_Task directions_: Copy every line of the data that includes the string "infection".

[Records excerpted from a collection]
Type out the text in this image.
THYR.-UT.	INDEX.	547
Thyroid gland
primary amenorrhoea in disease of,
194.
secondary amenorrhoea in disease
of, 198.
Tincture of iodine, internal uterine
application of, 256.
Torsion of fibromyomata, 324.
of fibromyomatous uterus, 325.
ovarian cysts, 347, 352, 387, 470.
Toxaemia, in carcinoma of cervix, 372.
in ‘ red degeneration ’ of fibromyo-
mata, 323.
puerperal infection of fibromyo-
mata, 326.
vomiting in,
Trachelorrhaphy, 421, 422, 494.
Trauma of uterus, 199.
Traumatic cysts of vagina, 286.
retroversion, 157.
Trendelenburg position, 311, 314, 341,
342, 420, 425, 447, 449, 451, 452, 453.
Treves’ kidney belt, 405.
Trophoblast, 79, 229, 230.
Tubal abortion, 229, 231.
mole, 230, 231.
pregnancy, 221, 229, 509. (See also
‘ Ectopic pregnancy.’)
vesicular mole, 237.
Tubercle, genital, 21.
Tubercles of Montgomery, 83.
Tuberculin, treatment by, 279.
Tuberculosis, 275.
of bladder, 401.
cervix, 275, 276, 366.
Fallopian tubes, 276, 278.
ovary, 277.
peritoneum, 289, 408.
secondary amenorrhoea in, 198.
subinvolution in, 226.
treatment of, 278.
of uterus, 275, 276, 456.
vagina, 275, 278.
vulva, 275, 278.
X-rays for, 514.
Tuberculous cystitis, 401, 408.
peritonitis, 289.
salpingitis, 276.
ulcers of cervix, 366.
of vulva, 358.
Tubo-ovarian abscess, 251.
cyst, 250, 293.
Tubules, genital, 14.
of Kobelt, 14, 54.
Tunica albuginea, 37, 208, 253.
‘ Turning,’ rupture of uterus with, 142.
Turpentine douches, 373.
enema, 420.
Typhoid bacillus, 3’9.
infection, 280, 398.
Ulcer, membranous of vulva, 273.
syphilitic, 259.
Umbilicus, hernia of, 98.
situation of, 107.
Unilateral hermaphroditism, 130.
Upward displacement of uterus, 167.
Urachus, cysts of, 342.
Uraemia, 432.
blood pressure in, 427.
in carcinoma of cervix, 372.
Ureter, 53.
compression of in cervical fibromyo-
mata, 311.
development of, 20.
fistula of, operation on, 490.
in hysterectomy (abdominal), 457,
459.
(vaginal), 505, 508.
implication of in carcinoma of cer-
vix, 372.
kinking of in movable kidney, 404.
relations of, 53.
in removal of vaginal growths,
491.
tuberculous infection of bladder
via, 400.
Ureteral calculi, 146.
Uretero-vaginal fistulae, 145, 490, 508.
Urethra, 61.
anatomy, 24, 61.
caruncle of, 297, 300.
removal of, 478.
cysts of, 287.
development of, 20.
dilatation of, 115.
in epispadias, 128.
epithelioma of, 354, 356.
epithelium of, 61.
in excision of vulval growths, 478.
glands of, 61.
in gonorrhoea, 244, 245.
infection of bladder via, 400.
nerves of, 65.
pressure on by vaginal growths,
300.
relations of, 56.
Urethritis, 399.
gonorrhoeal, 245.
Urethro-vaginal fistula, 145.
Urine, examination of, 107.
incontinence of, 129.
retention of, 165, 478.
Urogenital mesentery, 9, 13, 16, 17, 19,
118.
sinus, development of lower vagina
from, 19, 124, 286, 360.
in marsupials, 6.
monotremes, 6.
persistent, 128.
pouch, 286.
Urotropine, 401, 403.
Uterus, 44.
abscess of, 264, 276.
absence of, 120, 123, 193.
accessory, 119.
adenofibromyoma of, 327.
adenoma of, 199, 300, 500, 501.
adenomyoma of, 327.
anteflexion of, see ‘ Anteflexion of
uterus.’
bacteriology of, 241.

_Worked solution_:
puerperal infection of fibromyo-
infection, 280, 398.
tuberculous infection of bladder
infection of bladder via, 400.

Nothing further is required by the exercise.